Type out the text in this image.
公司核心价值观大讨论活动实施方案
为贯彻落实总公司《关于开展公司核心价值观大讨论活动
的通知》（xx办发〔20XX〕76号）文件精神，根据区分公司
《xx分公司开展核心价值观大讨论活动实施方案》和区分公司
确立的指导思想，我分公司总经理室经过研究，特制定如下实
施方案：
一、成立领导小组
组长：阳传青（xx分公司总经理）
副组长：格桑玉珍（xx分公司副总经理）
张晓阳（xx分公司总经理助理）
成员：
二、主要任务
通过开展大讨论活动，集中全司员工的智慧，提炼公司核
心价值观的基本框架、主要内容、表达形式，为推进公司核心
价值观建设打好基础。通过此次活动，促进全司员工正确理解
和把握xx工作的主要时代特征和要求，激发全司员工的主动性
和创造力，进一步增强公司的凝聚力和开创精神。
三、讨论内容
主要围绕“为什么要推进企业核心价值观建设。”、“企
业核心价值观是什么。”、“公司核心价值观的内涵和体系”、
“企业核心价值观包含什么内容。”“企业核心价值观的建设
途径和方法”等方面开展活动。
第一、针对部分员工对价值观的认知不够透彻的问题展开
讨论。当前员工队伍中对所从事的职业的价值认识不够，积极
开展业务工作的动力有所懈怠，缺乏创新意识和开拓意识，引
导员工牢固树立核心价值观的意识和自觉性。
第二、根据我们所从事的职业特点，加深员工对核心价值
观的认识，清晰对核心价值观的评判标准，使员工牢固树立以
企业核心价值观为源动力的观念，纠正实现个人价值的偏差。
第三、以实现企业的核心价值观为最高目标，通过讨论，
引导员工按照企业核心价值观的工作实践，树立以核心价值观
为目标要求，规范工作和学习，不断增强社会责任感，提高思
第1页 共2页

..........

The records above should be duplicated in full, exactly as given.

Type out the text in this image.
公司核心价值观大讨论活动实施方案
为贯彻落实总公司《关于开展公司核心价值观大讨论活动
的通知》（xx办发〔20XX〕76号）文件精神，根据区分公司
《xx分公司开展核心价值观大讨论活动实施方案》和区分公司
确立的指导思想，我分公司总经理室经过研究，特制定如下实
施方案：
一、成立领导小组
组长：阳传青（xx分公司总经理）
副组长：格桑玉珍（xx分公司副总经理）
张晓阳（xx分公司总经理助理）
成员：
二、主要任务
通过开展大讨论活动，集中全司员工的智慧，提炼公司核
心价值观的基本框架、主要内容、表达形式，为推进公司核心
价值观建设打好基础。通过此次活动，促进全司员工正确理解
和把握xx工作的主要时代特征和要求，激发全司员工的主动性
和创造力，进一步增强公司的凝聚力和开创精神。
三、讨论内容
主要围绕“为什么要推进企业核心价值观建设。”、“企
业核心价值观是什么。”、“公司核心价值观的内涵和体系”、
“企业核心价值观包含什么内容。”“企业核心价值观的建设
途径和方法”等方面开展活动。
第一、针对部分员工对价值观的认知不够透彻的问题展开
讨论。当前员工队伍中对所从事的职业的价值认识不够，积极
开展业务工作的动力有所懈怠，缺乏创新意识和开拓意识，引
导员工牢固树立核心价值观的意识和自觉性。
第二、根据我们所从事的职业特点，加深员工对核心价值
观的认识，清晰对核心价值观的评判标准，使员工牢固树立以
企业核心价值观为源动力的观念，纠正实现个人价值的偏差。
第三、以实现企业的核心价值观为最高目标，通过讨论，
引导员工按照企业核心价值观的工作实践，树立以核心价值观
为目标要求，规范工作和学习，不断增强社会责任感，提高思
第1页 共2页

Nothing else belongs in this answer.